------ Supplied records
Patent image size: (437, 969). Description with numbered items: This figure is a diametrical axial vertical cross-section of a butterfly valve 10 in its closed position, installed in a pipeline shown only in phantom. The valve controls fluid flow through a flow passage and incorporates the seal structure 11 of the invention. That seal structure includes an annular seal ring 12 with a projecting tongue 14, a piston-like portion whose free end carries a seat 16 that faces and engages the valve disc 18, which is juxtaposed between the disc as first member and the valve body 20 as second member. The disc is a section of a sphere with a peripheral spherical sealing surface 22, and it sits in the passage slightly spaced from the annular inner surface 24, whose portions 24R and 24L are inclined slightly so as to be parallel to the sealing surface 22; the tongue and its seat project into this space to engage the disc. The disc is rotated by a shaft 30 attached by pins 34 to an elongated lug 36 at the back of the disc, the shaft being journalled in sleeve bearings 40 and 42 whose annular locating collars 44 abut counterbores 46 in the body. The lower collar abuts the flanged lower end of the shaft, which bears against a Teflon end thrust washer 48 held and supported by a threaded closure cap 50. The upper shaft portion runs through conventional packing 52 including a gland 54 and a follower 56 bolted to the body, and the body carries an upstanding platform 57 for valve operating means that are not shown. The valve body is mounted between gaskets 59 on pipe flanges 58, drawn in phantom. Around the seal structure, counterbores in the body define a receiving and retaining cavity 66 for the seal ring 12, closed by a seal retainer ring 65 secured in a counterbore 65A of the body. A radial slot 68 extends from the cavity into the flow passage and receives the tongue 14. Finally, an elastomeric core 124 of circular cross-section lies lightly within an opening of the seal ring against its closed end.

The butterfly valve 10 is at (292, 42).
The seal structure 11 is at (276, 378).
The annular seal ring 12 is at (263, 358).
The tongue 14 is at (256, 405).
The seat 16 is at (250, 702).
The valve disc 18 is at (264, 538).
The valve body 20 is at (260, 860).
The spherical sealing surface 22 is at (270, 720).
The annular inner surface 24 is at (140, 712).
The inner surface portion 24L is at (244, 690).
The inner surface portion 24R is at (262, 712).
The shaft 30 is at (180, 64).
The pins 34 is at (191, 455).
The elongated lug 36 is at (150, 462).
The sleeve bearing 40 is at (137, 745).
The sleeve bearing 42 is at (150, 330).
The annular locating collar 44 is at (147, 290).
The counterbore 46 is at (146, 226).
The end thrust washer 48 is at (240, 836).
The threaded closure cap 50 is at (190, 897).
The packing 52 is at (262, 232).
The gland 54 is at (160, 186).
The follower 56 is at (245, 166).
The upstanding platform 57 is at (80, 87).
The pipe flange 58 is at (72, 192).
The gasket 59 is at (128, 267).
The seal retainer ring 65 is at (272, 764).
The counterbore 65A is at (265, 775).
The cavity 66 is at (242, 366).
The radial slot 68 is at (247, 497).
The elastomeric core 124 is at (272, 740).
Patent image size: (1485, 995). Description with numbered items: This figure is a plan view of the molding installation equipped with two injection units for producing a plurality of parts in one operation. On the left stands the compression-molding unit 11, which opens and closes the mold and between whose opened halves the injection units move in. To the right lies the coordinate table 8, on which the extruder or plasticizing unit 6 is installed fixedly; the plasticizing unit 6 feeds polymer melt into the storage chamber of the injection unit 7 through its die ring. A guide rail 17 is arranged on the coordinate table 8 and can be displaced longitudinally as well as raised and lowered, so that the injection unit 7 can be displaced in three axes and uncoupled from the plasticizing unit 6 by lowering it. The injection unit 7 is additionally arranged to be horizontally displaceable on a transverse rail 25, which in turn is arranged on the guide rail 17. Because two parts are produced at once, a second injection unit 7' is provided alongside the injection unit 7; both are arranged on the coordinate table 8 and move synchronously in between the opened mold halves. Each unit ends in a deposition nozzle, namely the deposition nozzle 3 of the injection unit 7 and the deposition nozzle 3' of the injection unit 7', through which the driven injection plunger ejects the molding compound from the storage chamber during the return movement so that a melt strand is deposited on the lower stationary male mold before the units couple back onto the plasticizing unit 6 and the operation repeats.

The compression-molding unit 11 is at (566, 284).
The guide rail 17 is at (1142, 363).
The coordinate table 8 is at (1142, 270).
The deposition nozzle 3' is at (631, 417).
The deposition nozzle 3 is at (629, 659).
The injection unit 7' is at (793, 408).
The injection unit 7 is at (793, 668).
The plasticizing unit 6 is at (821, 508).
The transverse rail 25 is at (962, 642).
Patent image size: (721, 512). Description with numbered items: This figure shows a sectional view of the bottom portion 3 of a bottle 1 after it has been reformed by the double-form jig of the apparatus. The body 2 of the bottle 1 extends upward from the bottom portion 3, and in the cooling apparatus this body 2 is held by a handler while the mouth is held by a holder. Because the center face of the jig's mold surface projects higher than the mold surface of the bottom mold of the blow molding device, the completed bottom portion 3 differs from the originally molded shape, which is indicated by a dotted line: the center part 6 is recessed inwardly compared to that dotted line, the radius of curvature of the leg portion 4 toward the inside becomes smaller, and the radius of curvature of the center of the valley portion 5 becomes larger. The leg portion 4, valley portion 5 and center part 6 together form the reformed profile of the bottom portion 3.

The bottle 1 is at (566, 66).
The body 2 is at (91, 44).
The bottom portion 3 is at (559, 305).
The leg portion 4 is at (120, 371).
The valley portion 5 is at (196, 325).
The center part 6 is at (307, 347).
------------
### What this task involves
Reproduce the listing above in full, substituting "Numbered description" for every occurrence of "Description with numbered items" and keeping all other text the same.

### Task response
Patent image size: (437, 969). Numbered description: This figure is a diametrical axial vertical cross-section of a butterfly valve 10 in its closed position, installed in a pipeline shown only in phantom. The valve controls fluid flow through a flow passage and incorporates the seal structure 11 of the invention. That seal structure includes an annular seal ring 12 with a projecting tongue 14, a piston-like portion whose free end carries a seat 16 that faces and engages the valve disc 18, which is juxtaposed between the disc as first member and the valve body 20 as second member. The disc is a section of a sphere with a peripheral spherical sealing surface 22, and it sits in the passage slightly spaced from the annular inner surface 24, whose portions 24R and 24L are inclined slightly so as to be parallel to the sealing surface 22; the tongue and its seat project into this space to engage the disc. The disc is rotated by a shaft 30 attached by pins 34 to an elongated lug 36 at the back of the disc, the shaft being journalled in sleeve bearings 40 and 42 whose annular locating collars 44 abut counterbores 46 in the body. The lower collar abuts the flanged lower end of the shaft, which bears against a Teflon end thrust washer 48 held and supported by a threaded closure cap 50. The upper shaft portion runs through conventional packing 52 including a gland 54 and a follower 56 bolted to the body, and the body carries an upstanding platform 57 for valve operating means that are not shown. The valve body is mounted between gaskets 59 on pipe flanges 58, drawn in phantom. Around the seal structure, counterbores in the body define a receiving and retaining cavity 66 for the seal ring 12, closed by a seal retainer ring 65 secured in a counterbore 65A of the body. A radial slot 68 extends from the cavity into the flow passage and receives the tongue 14. Finally, an elastomeric core 124 of circular cross-section lies lightly within an opening of the seal ring against its closed end.

The butterfly valve 10 is at (292, 42).
The seal structure 11 is at (276, 378).
The annular seal ring 12 is at (263, 358).
The tongue 14 is at (256, 405).
The seat 16 is at (250, 702).
The valve disc 18 is at (264, 538).
The valve body 20 is at (260, 860).
The spherical sealing surface 22 is at (270, 720).
The annular inner surface 24 is at (140, 712).
The inner surface portion 24L is at (244, 690).
The inner surface portion 24R is at (262, 712).
The shaft 30 is at (180, 64).
The pins 34 is at (191, 455).
The elongated lug 36 is at (150, 462).
The sleeve bearing 40 is at (137, 745).
The sleeve bearing 42 is at (150, 330).
The annular locating collar 44 is at (147, 290).
The counterbore 46 is at (146, 226).
The end thrust washer 48 is at (240, 836).
The threaded closure cap 50 is at (190, 897).
The packing 52 is at (262, 232).
The gland 54 is at (160, 186).
The follower 56 is at (245, 166).
The upstanding platform 57 is at (80, 87).
The pipe flange 58 is at (72, 192).
The gasket 59 is at (128, 267).
The seal retainer ring 65 is at (272, 764).
The counterbore 65A is at (265, 775).
The cavity 66 is at (242, 366).
The radial slot 68 is at (247, 497).
The elastomeric core 124 is at (272, 740).
Patent image size: (1485, 995). Numbered description: This figure is a plan view of the molding installation equipped with two injection units for producing a plurality of parts in one operation. On the left stands the compression-molding unit 11, which opens and closes the mold and between whose opened halves the injection units move in. To the right lies the coordinate table 8, on which the extruder or plasticizing unit 6 is installed fixedly; the plasticizing unit 6 feeds polymer melt into the storage chamber of the injection unit 7 through its die ring. A guide rail 17 is arranged on the coordinate table 8 and can be displaced longitudinally as well as raised and lowered, so that the injection unit 7 can be displaced in three axes and uncoupled from the plasticizing unit 6 by lowering it. The injection unit 7 is additionally arranged to be horizontally displaceable on a transverse rail 25, which in turn is arranged on the guide rail 17. Because two parts are produced at once, a second injection unit 7' is provided alongside the injection unit 7; both are arranged on the coordinate table 8 and move synchronously in between the opened mold halves. Each unit ends in a deposition nozzle, namely the deposition nozzle 3 of the injection unit 7 and the deposition nozzle 3' of the injection unit 7', through which the driven injection plunger ejects the molding compound from the storage chamber during the return movement so that a melt strand is deposited on the lower stationary male mold before the units couple back onto the plasticizing unit 6 and the operation repeats.

The compression-molding unit 11 is at (566, 284).
The guide rail 17 is at (1142, 363).
The coordinate table 8 is at (1142, 270).
The deposition nozzle 3' is at (631, 417).
The deposition nozzle 3 is at (629, 659).
The injection unit 7' is at (793, 408).
The injection unit 7 is at (793, 668).
The plasticizing unit 6 is at (821, 508).
The transverse rail 25 is at (962, 642).
Patent image size: (721, 512). Numbered description: This figure shows a sectional view of the bottom portion 3 of a bottle 1 after it has been reformed by the double-form jig of the apparatus. The body 2 of the bottle 1 extends upward from the bottom portion 3, and in the cooling apparatus this body 2 is held by a handler while the mouth is held by a holder. Because the center face of the jig's mold surface projects higher than the mold surface of the bottom mold of the blow molding device, the completed bottom portion 3 differs from the originally molded shape, which is indicated by a dotted line: the center part 6 is recessed inwardly compared to that dotted line, the radius of curvature of the leg portion 4 toward the inside becomes smaller, and the radius of curvature of the center of the valley portion 5 becomes larger. The leg portion 4, valley portion 5 and center part 6 together form the reformed profile of the bottom portion 3.

The bottle 1 is at (566, 66).
The body 2 is at (91, 44).
The bottom portion 3 is at (559, 305).
The leg portion 4 is at (120, 371).
The valley portion 5 is at (196, 325).
The center part 6 is at (307, 347).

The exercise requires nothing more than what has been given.